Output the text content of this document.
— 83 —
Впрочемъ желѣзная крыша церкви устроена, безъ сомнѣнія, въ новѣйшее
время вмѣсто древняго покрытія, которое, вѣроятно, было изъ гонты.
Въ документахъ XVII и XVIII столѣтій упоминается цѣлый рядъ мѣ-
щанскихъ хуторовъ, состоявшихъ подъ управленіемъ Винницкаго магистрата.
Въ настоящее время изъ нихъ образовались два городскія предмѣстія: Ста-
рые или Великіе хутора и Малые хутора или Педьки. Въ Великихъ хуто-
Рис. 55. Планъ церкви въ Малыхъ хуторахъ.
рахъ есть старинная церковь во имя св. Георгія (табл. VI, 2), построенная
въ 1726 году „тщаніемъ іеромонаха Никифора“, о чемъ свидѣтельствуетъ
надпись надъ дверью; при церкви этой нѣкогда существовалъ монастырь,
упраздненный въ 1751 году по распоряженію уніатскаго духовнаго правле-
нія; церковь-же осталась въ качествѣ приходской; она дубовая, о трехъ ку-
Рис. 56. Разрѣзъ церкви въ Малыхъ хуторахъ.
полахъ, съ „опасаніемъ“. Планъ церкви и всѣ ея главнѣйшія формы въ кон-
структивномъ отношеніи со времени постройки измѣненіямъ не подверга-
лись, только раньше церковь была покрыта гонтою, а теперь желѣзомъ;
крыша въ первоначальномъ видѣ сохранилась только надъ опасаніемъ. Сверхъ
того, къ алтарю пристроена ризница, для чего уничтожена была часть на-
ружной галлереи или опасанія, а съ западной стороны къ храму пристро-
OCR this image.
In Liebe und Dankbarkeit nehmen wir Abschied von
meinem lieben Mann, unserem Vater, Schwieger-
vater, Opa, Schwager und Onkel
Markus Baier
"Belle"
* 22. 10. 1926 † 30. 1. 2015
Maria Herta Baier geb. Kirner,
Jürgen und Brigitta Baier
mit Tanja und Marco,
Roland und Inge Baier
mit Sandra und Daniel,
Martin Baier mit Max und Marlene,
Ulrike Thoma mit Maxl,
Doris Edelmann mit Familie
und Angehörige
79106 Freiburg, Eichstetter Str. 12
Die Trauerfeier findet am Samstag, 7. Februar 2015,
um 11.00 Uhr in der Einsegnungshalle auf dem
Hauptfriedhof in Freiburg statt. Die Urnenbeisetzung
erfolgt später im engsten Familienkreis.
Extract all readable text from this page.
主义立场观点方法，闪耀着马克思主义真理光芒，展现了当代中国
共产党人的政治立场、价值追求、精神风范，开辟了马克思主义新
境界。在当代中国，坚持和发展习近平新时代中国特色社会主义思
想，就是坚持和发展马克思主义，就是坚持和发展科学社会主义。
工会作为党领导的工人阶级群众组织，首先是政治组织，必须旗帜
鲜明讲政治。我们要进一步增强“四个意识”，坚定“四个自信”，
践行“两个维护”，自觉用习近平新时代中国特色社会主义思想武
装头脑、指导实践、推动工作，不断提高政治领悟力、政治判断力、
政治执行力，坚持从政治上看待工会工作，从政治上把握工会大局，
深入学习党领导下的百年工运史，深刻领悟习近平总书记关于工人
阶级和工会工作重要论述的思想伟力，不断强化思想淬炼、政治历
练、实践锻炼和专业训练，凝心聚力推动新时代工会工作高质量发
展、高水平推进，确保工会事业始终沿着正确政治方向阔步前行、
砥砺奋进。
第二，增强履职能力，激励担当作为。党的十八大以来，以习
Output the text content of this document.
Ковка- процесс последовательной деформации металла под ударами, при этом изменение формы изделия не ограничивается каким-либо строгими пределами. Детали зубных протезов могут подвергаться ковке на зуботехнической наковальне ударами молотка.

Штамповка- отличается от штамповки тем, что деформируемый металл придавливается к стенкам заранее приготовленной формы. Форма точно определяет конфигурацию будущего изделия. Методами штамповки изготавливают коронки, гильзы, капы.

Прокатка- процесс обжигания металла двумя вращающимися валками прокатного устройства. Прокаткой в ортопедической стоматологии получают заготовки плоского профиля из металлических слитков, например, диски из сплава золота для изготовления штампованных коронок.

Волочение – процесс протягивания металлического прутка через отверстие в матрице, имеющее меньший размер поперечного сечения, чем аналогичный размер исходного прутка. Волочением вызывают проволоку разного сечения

--------------------------------------------------

▶ Exercise directions:
From the records, copy every line that has the string "крыша" in it.

▶ Written response:
Впрочемъ желѣзная крыша церкви устроена, безъ сомнѣнія, въ новѣйшее
крыша въ первоначальномъ видѣ сохранилась только надъ опасаніемъ. Сверхъ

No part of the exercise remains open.